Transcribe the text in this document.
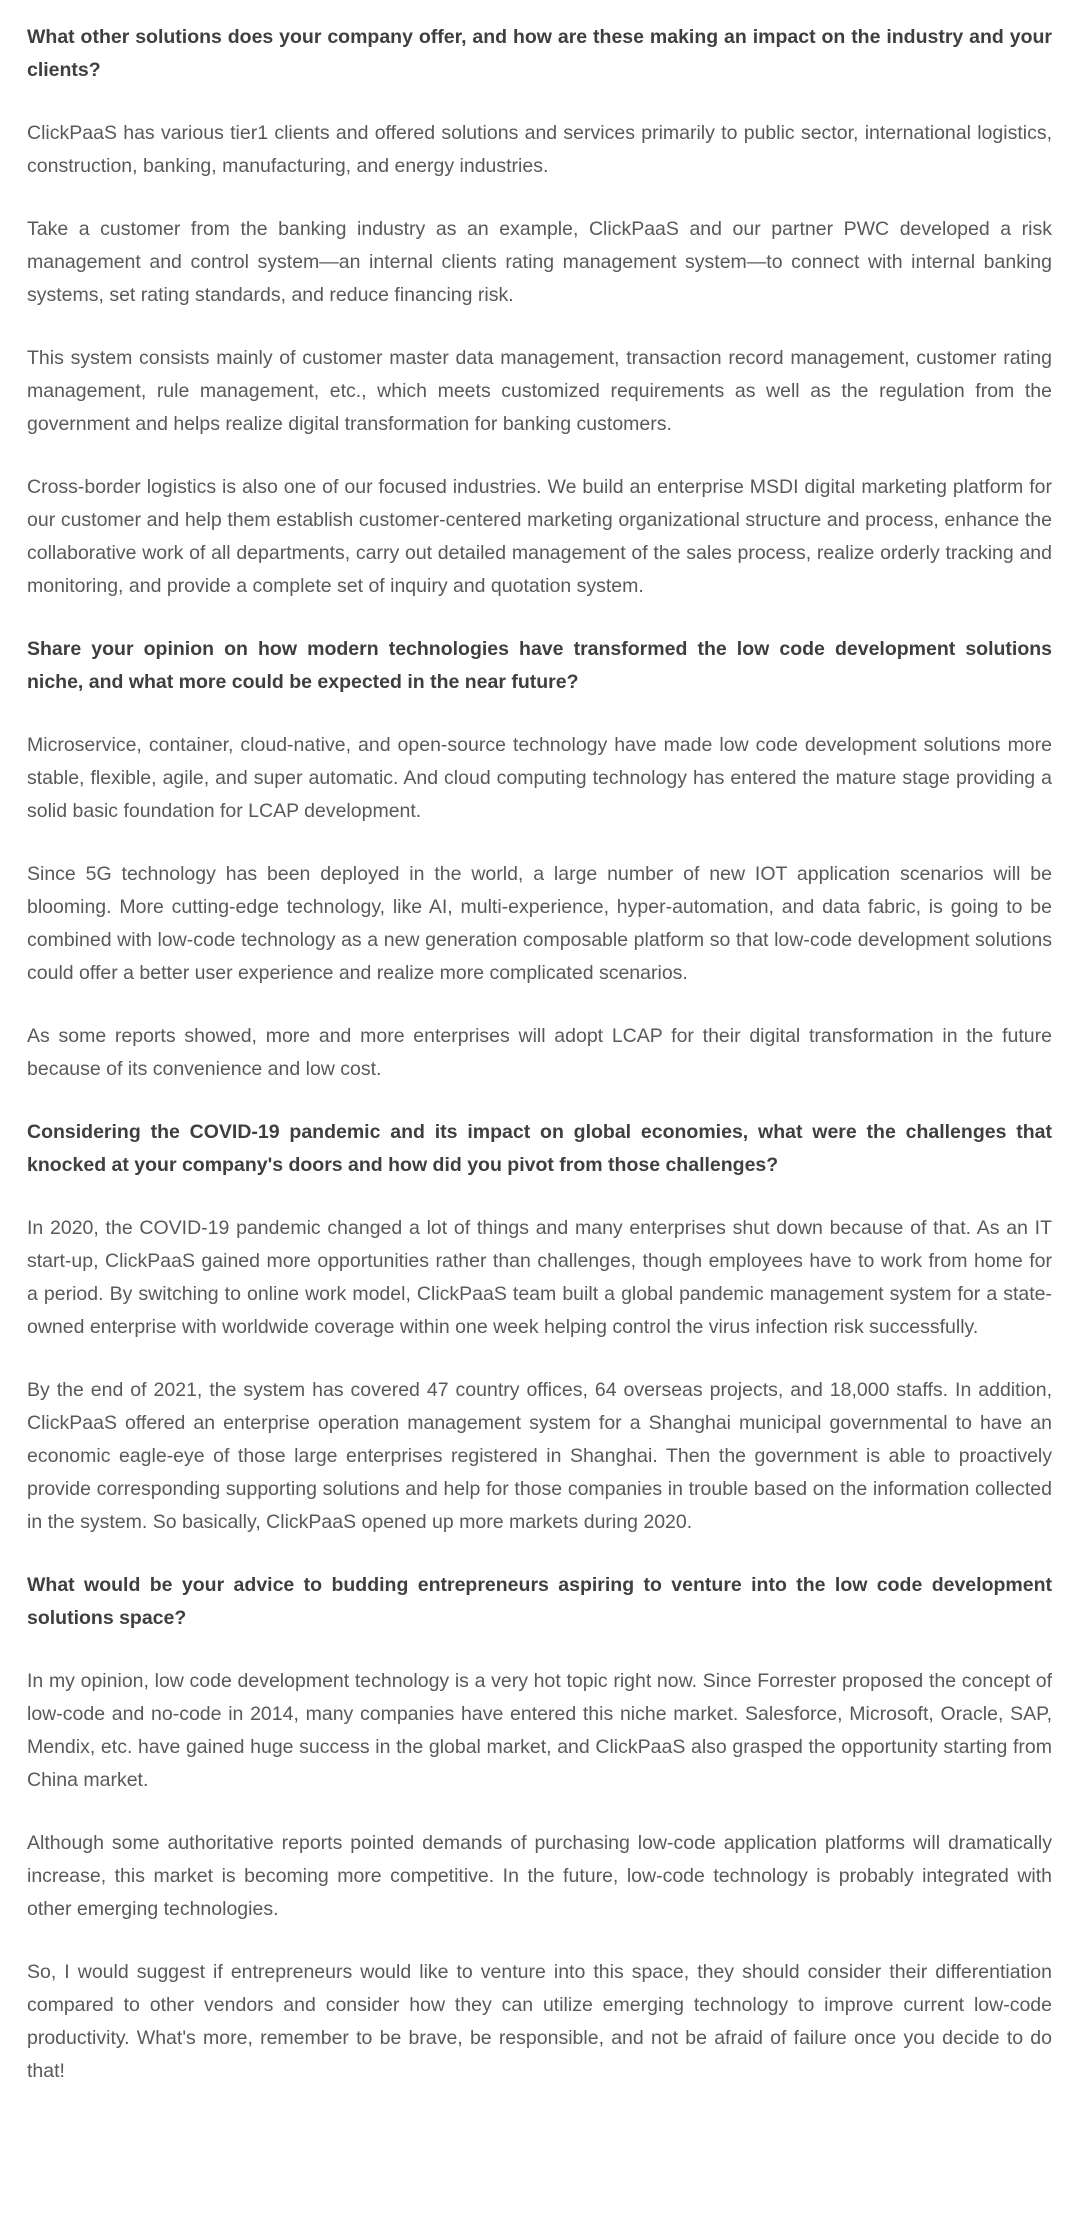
What other solutions does your company offer, and how are these making an impact on the industry and your clients?

ClickPaaS has various tier1 clients and offered solutions and services primarily to public sector, international logistics, construction, banking, manufacturing, and energy industries.

Take a customer from the banking industry as an example, ClickPaaS and our partner PWC developed a risk management and control system—an internal clients rating management system—to connect with internal banking systems, set rating standards, and reduce financing risk.

This system consists mainly of customer master data management, transaction record management, customer rating management, rule management, etc., which meets customized requirements as well as the regulation from the government and helps realize digital transformation for banking customers.

Cross-border logistics is also one of our focused industries. We build an enterprise MSDI digital marketing platform for our customer and help them establish customer-centered marketing organizational structure and process, enhance the collaborative work of all departments, carry out detailed management of the sales process, realize orderly tracking and monitoring, and provide a complete set of inquiry and quotation system.

Share your opinion on how modern technologies have transformed the low code development solutions niche, and what more could be expected in the near future?

Microservice, container, cloud-native, and open-source technology have made low code development solutions more stable, flexible, agile, and super automatic. And cloud computing technology has entered the mature stage providing a solid basic foundation for LCAP development.

Since 5G technology has been deployed in the world, a large number of new IOT application scenarios will be blooming. More cutting-edge technology, like AI, multi-experience, hyper-automation, and data fabric, is going to be combined with low-code technology as a new generation composable platform so that low-code development solutions could offer a better user experience and realize more complicated scenarios.

As some reports showed, more and more enterprises will adopt LCAP for their digital transformation in the future because of its convenience and low cost.

Considering the COVID-19 pandemic and its impact on global economies, what were the challenges that knocked at your company's doors and how did you pivot from those challenges?

In 2020, the COVID-19 pandemic changed a lot of things and many enterprises shut down because of that. As an IT start-up, ClickPaaS gained more opportunities rather than challenges, though employees have to work from home for a period. By switching to online work model, ClickPaaS team built a global pandemic management system for a state-owned enterprise with worldwide coverage within one week helping control the virus infection risk successfully.

By the end of 2021, the system has covered 47 country offices, 64 overseas projects, and 18,000 staffs. In addition, ClickPaaS offered an enterprise operation management system for a Shanghai municipal governmental to have an economic eagle-eye of those large enterprises registered in Shanghai. Then the government is able to proactively provide corresponding supporting solutions and help for those companies in trouble based on the information collected in the system. So basically, ClickPaaS opened up more markets during 2020.

What would be your advice to budding entrepreneurs aspiring to venture into the low code development solutions space?

In my opinion, low code development technology is a very hot topic right now. Since Forrester proposed the concept of low-code and no-code in 2014, many companies have entered this niche market. Salesforce, Microsoft, Oracle, SAP, Mendix, etc. have gained huge success in the global market, and ClickPaaS also grasped the opportunity starting from China market.

Although some authoritative reports pointed demands of purchasing low-code application platforms will dramatically increase, this market is becoming more competitive. In the future, low-code technology is probably integrated with other emerging technologies.

So, I would suggest if entrepreneurs would like to venture into this space, they should consider their differentiation compared to other vendors and consider how they can utilize emerging technology to improve current low-code productivity. What's more, remember to be brave, be responsible, and not be afraid of failure once you decide to do that!
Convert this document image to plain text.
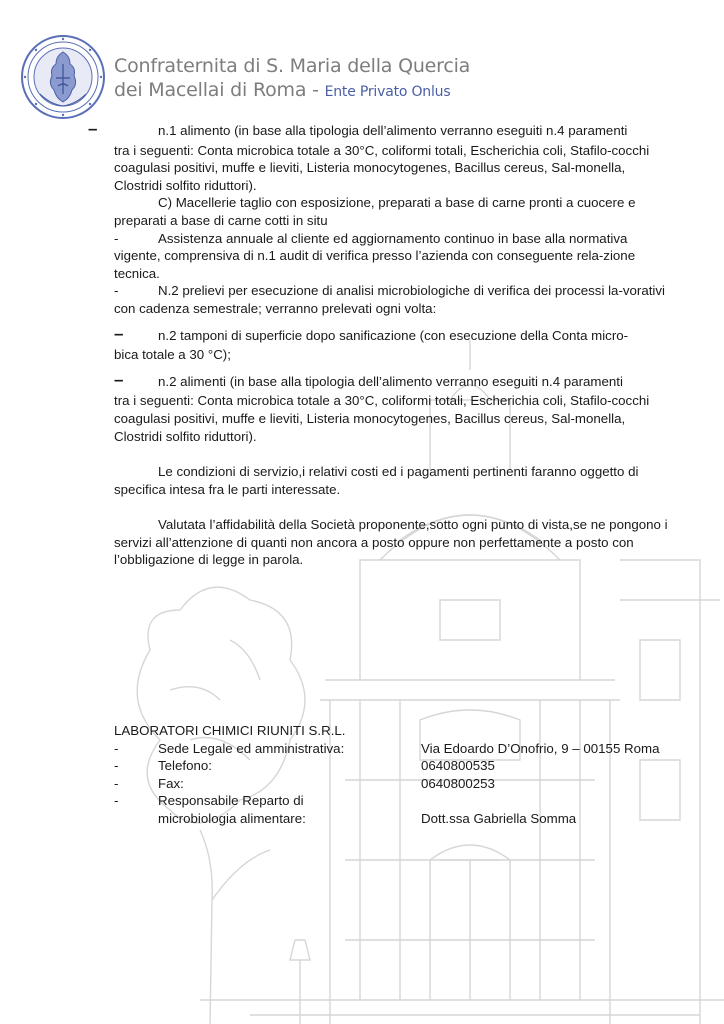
Confraternita di S. Maria della Quercia
dei Macellai di Roma - Ente Privato Onlus
–	n.1 alimento (in base alla tipologia dell’alimento verranno eseguiti n.4 paramenti
tra i seguenti: Conta microbica totale a 30°C, coliformi totali, Escherichia coli, Stafilo-cocchi coagulasi positivi, muffe e lieviti, Listeria monocytogenes, Bacillus cereus, Sal-monella, Clostridi solfito riduttori).
C) Macellerie taglio con esposizione, preparati a base di carne pronti a cuocere e preparati a base di carne cotti in situ
-	Assistenza annuale al cliente ed aggiornamento continuo in base alla normativa vigente, comprensiva di n.1 audit di verifica presso l’azienda con conseguente rela-zione tecnica.
-	N.2 prelievi per esecuzione di analisi microbiologiche di verifica dei processi la-vorativi con cadenza semestrale; verranno prelevati ogni volta:
–	n.2 tamponi di superficie dopo sanificazione (con esecuzione della Conta micro-
bica totale a 30 °C);
–	n.2 alimenti (in base alla tipologia dell’alimento verranno eseguiti n.4 paramenti
tra i seguenti: Conta microbica totale a 30°C, coliformi totali, Escherichia coli, Stafilo-cocchi coagulasi positivi, muffe e lieviti, Listeria monocytogenes, Bacillus cereus, Sal-monella, Clostridi solfito riduttori).
Le condizioni di servizio,i relativi costi ed i pagamenti pertinenti faranno oggetto di specifica intesa fra le parti interessate.
Valutata l’affidabilità della Società proponente,sotto ogni punto di vista,se ne pongono i servizi all’attenzione di quanti non ancora a posto oppure non perfettamente a posto con l’obbligazione di legge in parola.
LABORATORI CHIMICI RIUNITI S.R.L.
-	Sede Legale ed amministrativa:	Via Edoardo D’Onofrio, 9 – 00155 Roma
-	Telefono:	0640800535
-	Fax:	0640800253
-	Responsabile Reparto di
microbiologia alimentare:	Dott.ssa Gabriella Somma
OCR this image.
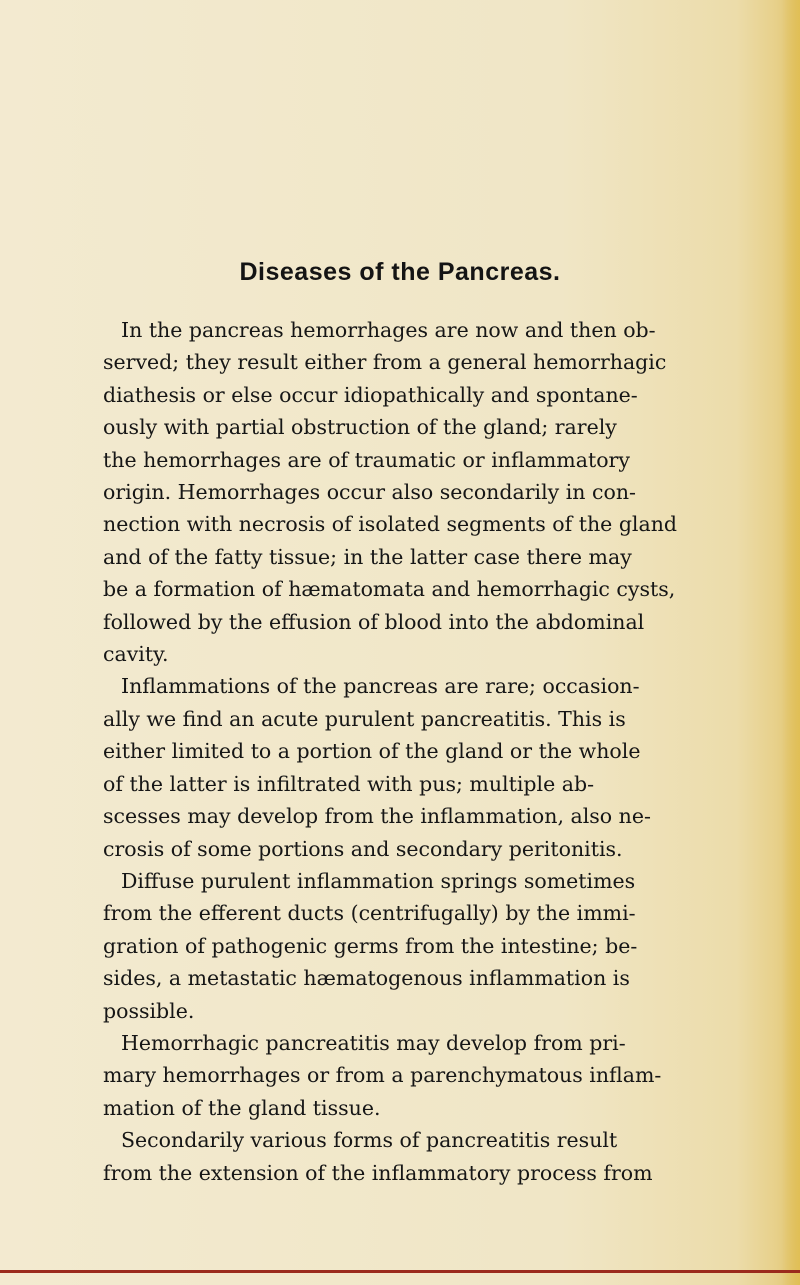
Diseases of the Pancreas.
In the pancreas hemorrhages are now and then ob-
served; they result either from a general hemorrhagic
diathesis or else occur idiopathically and spontane-
ously with partial obstruction of the gland; rarely
the hemorrhages are of traumatic or inflammatory
origin. Hemorrhages occur also secondarily in con-
nection with necrosis of isolated segments of the gland
and of the fatty tissue; in the latter case there may
be a formation of hæmatomata and hemorrhagic cysts,
followed by the effusion of blood into the abdominal
cavity.
Inflammations of the pancreas are rare; occasion-
ally we find an acute purulent pancreatitis. This is
either limited to a portion of the gland or the whole
of the latter is infiltrated with pus; multiple ab-
scesses may develop from the inflammation, also ne-
crosis of some portions and secondary peritonitis.
Diffuse purulent inflammation springs sometimes
from the efferent ducts (centrifugally) by the immi-
gration of pathogenic germs from the intestine; be-
sides, a metastatic hæmatogenous inflammation is
possible.
Hemorrhagic pancreatitis may develop from pri-
mary hemorrhages or from a parenchymatous inflam-
mation of the gland tissue.
Secondarily various forms of pancreatitis result
from the extension of the inflammatory process from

----------------

Pictures do not go in the copy; print every entry exactly as it stands.

Transcribe the text in this document.
What other solutions does your company offer, and how are these making an impact on the industry and your clients?

ClickPaaS has various tier1 clients and offered solutions and services primarily to public sector, international logistics, construction, banking, manufacturing, and energy industries.

Take a customer from the banking industry as an example, ClickPaaS and our partner PWC developed a risk management and control system—an internal clients rating management system—to connect with internal banking systems, set rating standards, and reduce financing risk.

This system consists mainly of customer master data management, transaction record management, customer rating management, rule management, etc., which meets customized requirements as well as the regulation from the government and helps realize digital transformation for banking customers.

Cross-border logistics is also one of our focused industries. We build an enterprise MSDI digital marketing platform for our customer and help them establish customer-centered marketing organizational structure and process, enhance the collaborative work of all departments, carry out detailed management of the sales process, realize orderly tracking and monitoring, and provide a complete set of inquiry and quotation system.

Share your opinion on how modern technologies have transformed the low code development solutions niche, and what more could be expected in the near future?

Microservice, container, cloud-native, and open-source technology have made low code development solutions more stable, flexible, agile, and super automatic. And cloud computing technology has entered the mature stage providing a solid basic foundation for LCAP development.

Since 5G technology has been deployed in the world, a large number of new IOT application scenarios will be blooming. More cutting-edge technology, like AI, multi-experience, hyper-automation, and data fabric, is going to be combined with low-code technology as a new generation composable platform so that low-code development solutions could offer a better user experience and realize more complicated scenarios.

As some reports showed, more and more enterprises will adopt LCAP for their digital transformation in the future because of its convenience and low cost.

Considering the COVID-19 pandemic and its impact on global economies, what were the challenges that knocked at your company's doors and how did you pivot from those challenges?

In 2020, the COVID-19 pandemic changed a lot of things and many enterprises shut down because of that. As an IT start-up, ClickPaaS gained more opportunities rather than challenges, though employees have to work from home for a period. By switching to online work model, ClickPaaS team built a global pandemic management system for a state-owned enterprise with worldwide coverage within one week helping control the virus infection risk successfully.

By the end of 2021, the system has covered 47 country offices, 64 overseas projects, and 18,000 staffs. In addition, ClickPaaS offered an enterprise operation management system for a Shanghai municipal governmental to have an economic eagle-eye of those large enterprises registered in Shanghai. Then the government is able to proactively provide corresponding supporting solutions and help for those companies in trouble based on the information collected in the system. So basically, ClickPaaS opened up more markets during 2020.

What would be your advice to budding entrepreneurs aspiring to venture into the low code development solutions space?

In my opinion, low code development technology is a very hot topic right now. Since Forrester proposed the concept of low-code and no-code in 2014, many companies have entered this niche market. Salesforce, Microsoft, Oracle, SAP, Mendix, etc. have gained huge success in the global market, and ClickPaaS also grasped the opportunity starting from China market.

Although some authoritative reports pointed demands of purchasing low-code application platforms will dramatically increase, this market is becoming more competitive. In the future, low-code technology is probably integrated with other emerging technologies.

So, I would suggest if entrepreneurs would like to venture into this space, they should consider their differentiation compared to other vendors and consider how they can utilize emerging technology to improve current low-code productivity. What's more, remember to be brave, be responsible, and not be afraid of failure once you decide to do that!
Convert this document image to plain text.
Confraternita di S. Maria della Quercia
dei Macellai di Roma - Ente Privato Onlus
–	n.1 alimento (in base alla tipologia dell’alimento verranno eseguiti n.4 paramenti
tra i seguenti: Conta microbica totale a 30°C, coliformi totali, Escherichia coli, Stafilo-cocchi coagulasi positivi, muffe e lieviti, Listeria monocytogenes, Bacillus cereus, Sal-monella, Clostridi solfito riduttori).
C) Macellerie taglio con esposizione, preparati a base di carne pronti a cuocere e preparati a base di carne cotti in situ
-	Assistenza annuale al cliente ed aggiornamento continuo in base alla normativa vigente, comprensiva di n.1 audit di verifica presso l’azienda con conseguente rela-zione tecnica.
-	N.2 prelievi per esecuzione di analisi microbiologiche di verifica dei processi la-vorativi con cadenza semestrale; verranno prelevati ogni volta:
–	n.2 tamponi di superficie dopo sanificazione (con esecuzione della Conta micro-
bica totale a 30 °C);
–	n.2 alimenti (in base alla tipologia dell’alimento verranno eseguiti n.4 paramenti
tra i seguenti: Conta microbica totale a 30°C, coliformi totali, Escherichia coli, Stafilo-cocchi coagulasi positivi, muffe e lieviti, Listeria monocytogenes, Bacillus cereus, Sal-monella, Clostridi solfito riduttori).
Le condizioni di servizio,i relativi costi ed i pagamenti pertinenti faranno oggetto di specifica intesa fra le parti interessate.
Valutata l’affidabilità della Società proponente,sotto ogni punto di vista,se ne pongono i servizi all’attenzione di quanti non ancora a posto oppure non perfettamente a posto con l’obbligazione di legge in parola.
LABORATORI CHIMICI RIUNITI S.R.L.
-	Sede Legale ed amministrativa:	Via Edoardo D’Onofrio, 9 – 00155 Roma
-	Telefono:	0640800535
-	Fax:	0640800253
-	Responsabile Reparto di
microbiologia alimentare:	Dott.ssa Gabriella Somma
OCR this image.
Diseases of the Pancreas.
In the pancreas hemorrhages are now and then ob-
served; they result either from a general hemorrhagic
diathesis or else occur idiopathically and spontane-
ously with partial obstruction of the gland; rarely
the hemorrhages are of traumatic or inflammatory
origin. Hemorrhages occur also secondarily in con-
nection with necrosis of isolated segments of the gland
and of the fatty tissue; in the latter case there may
be a formation of hæmatomata and hemorrhagic cysts,
followed by the effusion of blood into the abdominal
cavity.
Inflammations of the pancreas are rare; occasion-
ally we find an acute purulent pancreatitis. This is
either limited to a portion of the gland or the whole
of the latter is infiltrated with pus; multiple ab-
scesses may develop from the inflammation, also ne-
crosis of some portions and secondary peritonitis.
Diffuse purulent inflammation springs sometimes
from the efferent ducts (centrifugally) by the immi-
gration of pathogenic germs from the intestine; be-
sides, a metastatic hæmatogenous inflammation is
possible.
Hemorrhagic pancreatitis may develop from pri-
mary hemorrhages or from a parenchymatous inflam-
mation of the gland tissue.
Secondarily various forms of pancreatitis result
from the extension of the inflammatory process from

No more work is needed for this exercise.